Entries from a visual dataset

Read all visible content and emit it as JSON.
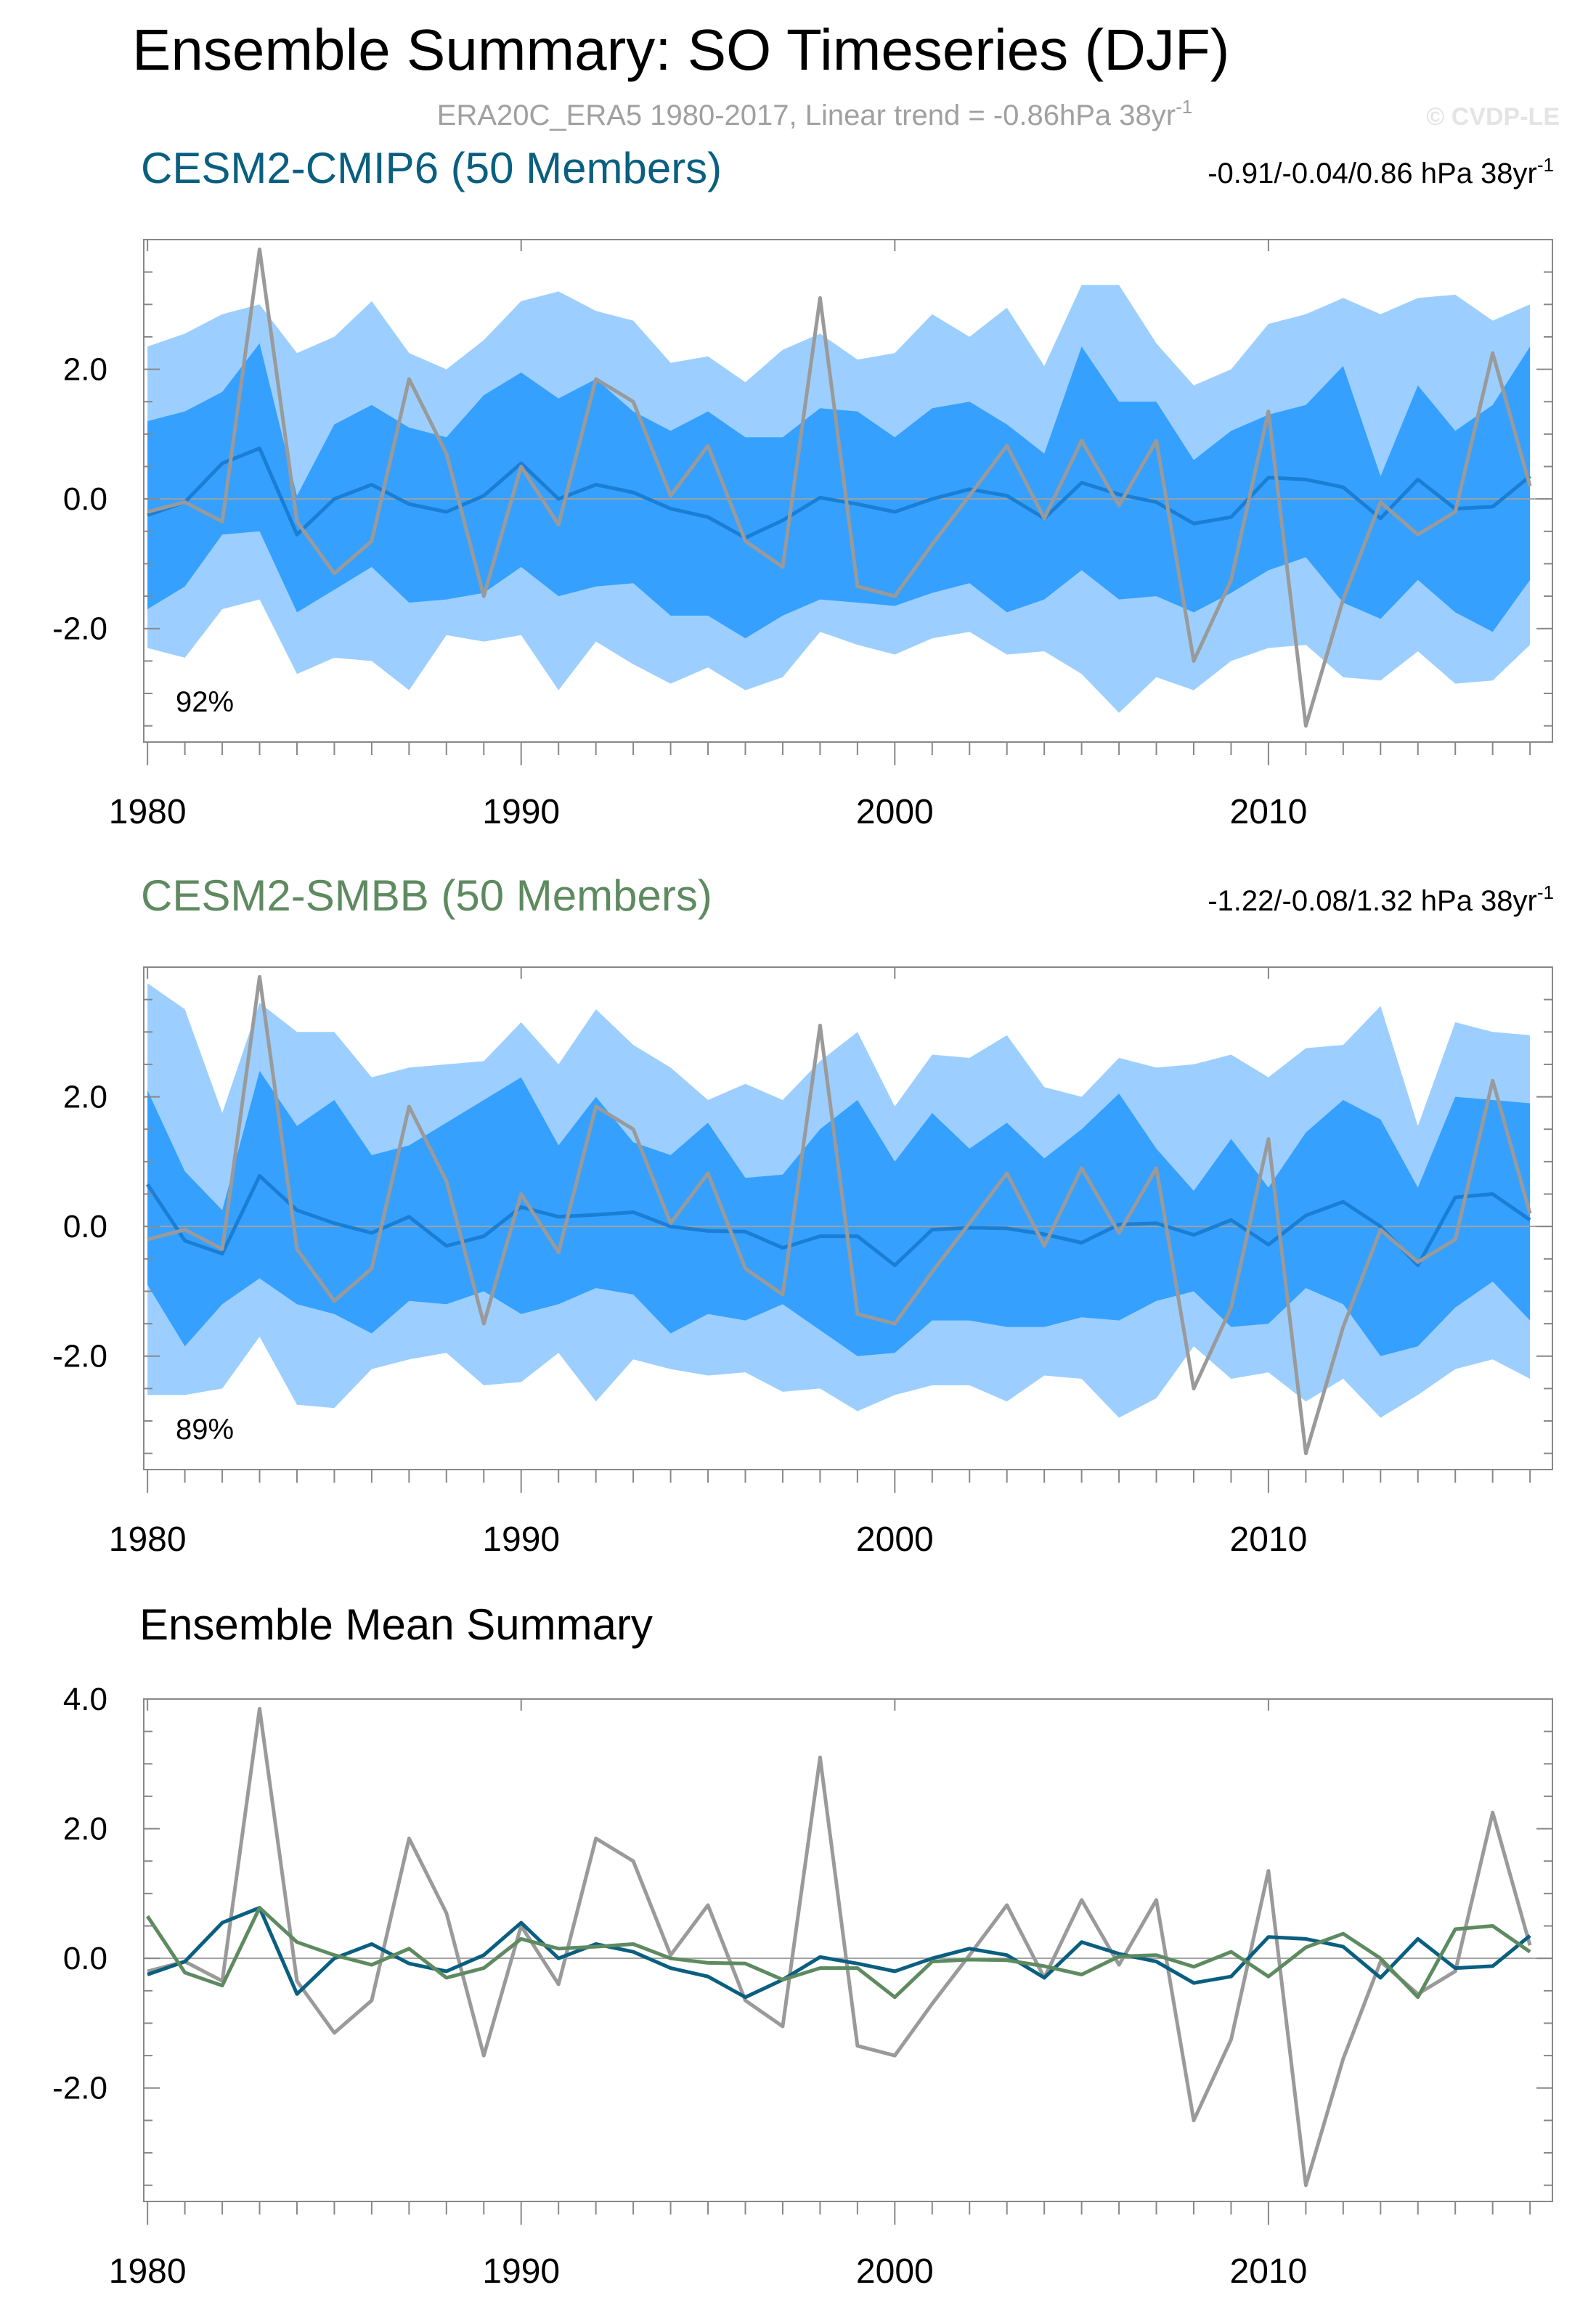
{
  "title": "Ensemble Summary: SO Timeseries (DJF)",
  "subtitle": {
    "text": "ERA20C_ERA5 1980-2017, Linear trend = -0.86hPa 38yr",
    "sup": "-1"
  },
  "watermark": "© CVDP-LE",
  "colors": {
    "band_outer": "#9ccfff",
    "band_inner": "#36a0ff",
    "model_mean": "#1a7fd4",
    "obs": "#9a9a9a",
    "cmip6": "#0a5f80",
    "smbb": "#5e8a60",
    "axis": "#888888",
    "text": "#000000"
  },
  "chart_data": [
    {
      "type": "area",
      "title": "CESM2-CMIP6 (50 Members)",
      "trend": {
        "text": "-0.91/-0.04/0.86 hPa 38yr",
        "sup": "-1"
      },
      "corner_label": "92%",
      "xlim": [
        1979.9,
        2017.6
      ],
      "ylim": [
        -3.75,
        4.0
      ],
      "yticks": [
        -2.0,
        0.0,
        2.0
      ],
      "ytick_labels": [
        "-2.0",
        "0.0",
        "2.0"
      ],
      "xticks": [
        1980,
        1990,
        2000,
        2010
      ],
      "xtick_labels": [
        "1980",
        "1990",
        "2000",
        "2010"
      ],
      "x": [
        1980,
        1981,
        1982,
        1983,
        1984,
        1985,
        1986,
        1987,
        1988,
        1989,
        1990,
        1991,
        1992,
        1993,
        1994,
        1995,
        1996,
        1997,
        1998,
        1999,
        2000,
        2001,
        2002,
        2003,
        2004,
        2005,
        2006,
        2007,
        2008,
        2009,
        2010,
        2011,
        2012,
        2013,
        2014,
        2015,
        2016,
        2017
      ],
      "series": [
        {
          "name": "outer_upper",
          "values": [
            2.35,
            2.55,
            2.85,
            3.0,
            2.25,
            2.5,
            3.05,
            2.25,
            2.0,
            2.45,
            3.05,
            3.2,
            2.9,
            2.75,
            2.1,
            2.2,
            1.8,
            2.3,
            2.55,
            2.15,
            2.25,
            2.85,
            2.5,
            2.95,
            2.05,
            3.3,
            3.3,
            2.4,
            1.75,
            2.0,
            2.7,
            2.85,
            3.1,
            2.85,
            3.1,
            3.15,
            2.75,
            3.0
          ]
        },
        {
          "name": "inner_upper",
          "values": [
            1.2,
            1.35,
            1.65,
            2.4,
            0.05,
            1.15,
            1.45,
            1.1,
            0.95,
            1.6,
            1.95,
            1.55,
            1.85,
            1.35,
            1.05,
            1.35,
            0.95,
            0.95,
            1.4,
            1.35,
            0.95,
            1.4,
            1.5,
            1.15,
            0.7,
            2.35,
            1.5,
            1.5,
            0.6,
            1.05,
            1.3,
            1.45,
            2.05,
            0.35,
            1.75,
            1.05,
            1.45,
            2.35
          ]
        },
        {
          "name": "mean",
          "values": [
            -0.25,
            -0.05,
            0.55,
            0.78,
            -0.55,
            0.0,
            0.22,
            -0.08,
            -0.2,
            0.05,
            0.55,
            0.0,
            0.22,
            0.1,
            -0.15,
            -0.28,
            -0.6,
            -0.33,
            0.02,
            -0.08,
            -0.2,
            0.0,
            0.15,
            0.05,
            -0.3,
            0.25,
            0.07,
            -0.05,
            -0.38,
            -0.28,
            0.33,
            0.3,
            0.18,
            -0.3,
            0.3,
            -0.15,
            -0.12,
            0.35
          ]
        },
        {
          "name": "inner_lower",
          "values": [
            -1.7,
            -1.35,
            -0.55,
            -0.5,
            -1.75,
            -1.4,
            -1.05,
            -1.6,
            -1.55,
            -1.45,
            -1.05,
            -1.5,
            -1.35,
            -1.3,
            -1.8,
            -1.8,
            -2.15,
            -1.8,
            -1.55,
            -1.6,
            -1.65,
            -1.45,
            -1.3,
            -1.75,
            -1.55,
            -1.1,
            -1.55,
            -1.5,
            -1.75,
            -1.45,
            -1.1,
            -0.9,
            -1.6,
            -1.85,
            -1.25,
            -1.75,
            -2.05,
            -1.25
          ]
        },
        {
          "name": "outer_lower",
          "values": [
            -2.3,
            -2.45,
            -1.7,
            -1.55,
            -2.7,
            -2.45,
            -2.5,
            -2.95,
            -2.1,
            -2.2,
            -2.1,
            -2.95,
            -2.2,
            -2.55,
            -2.85,
            -2.6,
            -2.95,
            -2.75,
            -2.05,
            -2.25,
            -2.4,
            -2.15,
            -2.05,
            -2.4,
            -2.35,
            -2.7,
            -3.3,
            -2.75,
            -2.95,
            -2.5,
            -2.3,
            -2.25,
            -2.75,
            -2.8,
            -2.35,
            -2.85,
            -2.8,
            -2.25
          ]
        },
        {
          "name": "observed",
          "values": [
            -0.2,
            -0.05,
            -0.35,
            3.85,
            -0.35,
            -1.15,
            -0.65,
            1.85,
            0.7,
            -1.5,
            0.5,
            -0.4,
            1.85,
            1.5,
            0.05,
            0.82,
            -0.65,
            -1.05,
            3.1,
            -1.35,
            -1.5,
            -0.7,
            0.05,
            0.82,
            -0.3,
            0.9,
            -0.1,
            0.9,
            -2.5,
            -1.25,
            1.35,
            -3.5,
            -1.55,
            -0.05,
            -0.55,
            -0.2,
            2.25,
            0.2
          ]
        }
      ]
    },
    {
      "type": "area",
      "title": "CESM2-SMBB (50 Members)",
      "trend": {
        "text": "-1.22/-0.08/1.32 hPa 38yr",
        "sup": "-1"
      },
      "corner_label": "89%",
      "xlim": [
        1979.9,
        2017.6
      ],
      "ylim": [
        -3.75,
        4.0
      ],
      "yticks": [
        -2.0,
        0.0,
        2.0
      ],
      "ytick_labels": [
        "-2.0",
        "0.0",
        "2.0"
      ],
      "xticks": [
        1980,
        1990,
        2000,
        2010
      ],
      "xtick_labels": [
        "1980",
        "1990",
        "2000",
        "2010"
      ],
      "x": [
        1980,
        1981,
        1982,
        1983,
        1984,
        1985,
        1986,
        1987,
        1988,
        1989,
        1990,
        1991,
        1992,
        1993,
        1994,
        1995,
        1996,
        1997,
        1998,
        1999,
        2000,
        2001,
        2002,
        2003,
        2004,
        2005,
        2006,
        2007,
        2008,
        2009,
        2010,
        2011,
        2012,
        2013,
        2014,
        2015,
        2016,
        2017
      ],
      "series": [
        {
          "name": "outer_upper",
          "values": [
            3.75,
            3.35,
            1.75,
            3.45,
            3.0,
            3.0,
            2.3,
            2.45,
            2.5,
            2.55,
            3.15,
            2.5,
            3.35,
            2.8,
            2.45,
            1.95,
            2.2,
            1.95,
            2.55,
            3.0,
            1.85,
            2.65,
            2.6,
            2.95,
            2.15,
            2.0,
            2.6,
            2.45,
            2.5,
            2.65,
            2.3,
            2.75,
            2.8,
            3.4,
            1.55,
            3.15,
            3.0,
            2.95
          ]
        },
        {
          "name": "inner_upper",
          "values": [
            2.1,
            0.85,
            0.25,
            2.4,
            1.55,
            1.95,
            1.1,
            1.25,
            1.6,
            1.95,
            2.3,
            1.25,
            2.0,
            1.3,
            1.1,
            1.6,
            0.75,
            0.8,
            1.5,
            1.95,
            1.0,
            1.75,
            1.2,
            1.6,
            1.05,
            1.5,
            2.05,
            1.2,
            0.55,
            1.35,
            0.6,
            1.45,
            1.95,
            1.65,
            0.6,
            2.0,
            1.95,
            1.9
          ]
        },
        {
          "name": "mean",
          "values": [
            0.65,
            -0.22,
            -0.42,
            0.78,
            0.25,
            0.05,
            -0.1,
            0.15,
            -0.3,
            -0.15,
            0.3,
            0.15,
            0.18,
            0.22,
            0.0,
            -0.07,
            -0.08,
            -0.33,
            -0.15,
            -0.15,
            -0.6,
            -0.05,
            -0.02,
            -0.03,
            -0.12,
            -0.25,
            0.03,
            0.05,
            -0.13,
            0.1,
            -0.28,
            0.17,
            0.38,
            0.0,
            -0.6,
            0.45,
            0.5,
            0.1
          ]
        },
        {
          "name": "inner_lower",
          "values": [
            -0.9,
            -1.85,
            -1.2,
            -0.8,
            -1.2,
            -1.35,
            -1.65,
            -1.15,
            -1.2,
            -1.0,
            -1.35,
            -1.2,
            -0.95,
            -1.05,
            -1.65,
            -1.35,
            -1.45,
            -1.2,
            -1.6,
            -2.0,
            -1.95,
            -1.45,
            -1.45,
            -1.55,
            -1.55,
            -1.4,
            -1.45,
            -1.15,
            -1.0,
            -1.55,
            -1.5,
            -0.95,
            -1.2,
            -2.0,
            -1.85,
            -1.25,
            -0.85,
            -1.45
          ]
        },
        {
          "name": "outer_lower",
          "values": [
            -2.6,
            -2.6,
            -2.5,
            -1.7,
            -2.75,
            -2.8,
            -2.2,
            -2.05,
            -1.95,
            -2.45,
            -2.4,
            -1.95,
            -2.7,
            -2.05,
            -2.2,
            -2.3,
            -2.25,
            -2.55,
            -2.5,
            -2.85,
            -2.6,
            -2.45,
            -2.45,
            -2.7,
            -2.3,
            -2.35,
            -2.95,
            -2.65,
            -1.85,
            -2.35,
            -2.25,
            -2.7,
            -2.35,
            -2.95,
            -2.6,
            -2.2,
            -2.05,
            -2.35
          ]
        },
        {
          "name": "observed",
          "values": [
            -0.2,
            -0.05,
            -0.35,
            3.85,
            -0.35,
            -1.15,
            -0.65,
            1.85,
            0.7,
            -1.5,
            0.5,
            -0.4,
            1.85,
            1.5,
            0.05,
            0.82,
            -0.65,
            -1.05,
            3.1,
            -1.35,
            -1.5,
            -0.7,
            0.05,
            0.82,
            -0.3,
            0.9,
            -0.1,
            0.9,
            -2.5,
            -1.25,
            1.35,
            -3.5,
            -1.55,
            -0.05,
            -0.55,
            -0.2,
            2.25,
            0.2
          ]
        }
      ]
    },
    {
      "type": "line",
      "title": "Ensemble Mean Summary",
      "xlim": [
        1979.9,
        2017.6
      ],
      "ylim": [
        -3.75,
        4.0
      ],
      "yticks": [
        -2.0,
        0.0,
        2.0,
        4.0
      ],
      "ytick_labels": [
        "-2.0",
        "0.0",
        "2.0",
        "4.0"
      ],
      "xticks": [
        1980,
        1990,
        2000,
        2010
      ],
      "xtick_labels": [
        "1980",
        "1990",
        "2000",
        "2010"
      ],
      "x": [
        1980,
        1981,
        1982,
        1983,
        1984,
        1985,
        1986,
        1987,
        1988,
        1989,
        1990,
        1991,
        1992,
        1993,
        1994,
        1995,
        1996,
        1997,
        1998,
        1999,
        2000,
        2001,
        2002,
        2003,
        2004,
        2005,
        2006,
        2007,
        2008,
        2009,
        2010,
        2011,
        2012,
        2013,
        2014,
        2015,
        2016,
        2017
      ],
      "series": [
        {
          "name": "observed",
          "values": [
            -0.2,
            -0.05,
            -0.35,
            3.85,
            -0.35,
            -1.15,
            -0.65,
            1.85,
            0.7,
            -1.5,
            0.5,
            -0.4,
            1.85,
            1.5,
            0.05,
            0.82,
            -0.65,
            -1.05,
            3.1,
            -1.35,
            -1.5,
            -0.7,
            0.05,
            0.82,
            -0.3,
            0.9,
            -0.1,
            0.9,
            -2.5,
            -1.25,
            1.35,
            -3.5,
            -1.55,
            -0.05,
            -0.55,
            -0.2,
            2.25,
            0.2
          ]
        },
        {
          "name": "CESM2-CMIP6",
          "values": [
            -0.25,
            -0.05,
            0.55,
            0.78,
            -0.55,
            0.0,
            0.22,
            -0.08,
            -0.2,
            0.05,
            0.55,
            0.0,
            0.22,
            0.1,
            -0.15,
            -0.28,
            -0.6,
            -0.33,
            0.02,
            -0.08,
            -0.2,
            0.0,
            0.15,
            0.05,
            -0.3,
            0.25,
            0.07,
            -0.05,
            -0.38,
            -0.28,
            0.33,
            0.3,
            0.18,
            -0.3,
            0.3,
            -0.15,
            -0.12,
            0.35
          ]
        },
        {
          "name": "CESM2-SMBB",
          "values": [
            0.65,
            -0.22,
            -0.42,
            0.78,
            0.25,
            0.05,
            -0.1,
            0.15,
            -0.3,
            -0.15,
            0.3,
            0.15,
            0.18,
            0.22,
            0.0,
            -0.07,
            -0.08,
            -0.33,
            -0.15,
            -0.15,
            -0.6,
            -0.05,
            -0.02,
            -0.03,
            -0.12,
            -0.25,
            0.03,
            0.05,
            -0.13,
            0.1,
            -0.28,
            0.17,
            0.38,
            0.0,
            -0.6,
            0.45,
            0.5,
            0.1
          ]
        }
      ]
    }
  ]
}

SHORT EXERCISE: List every line above containing the word "Summary".

ANSWER:
  "title": "Ensemble Summary: SO Timeseries (DJF)",
      "title": "Ensemble Mean Summary",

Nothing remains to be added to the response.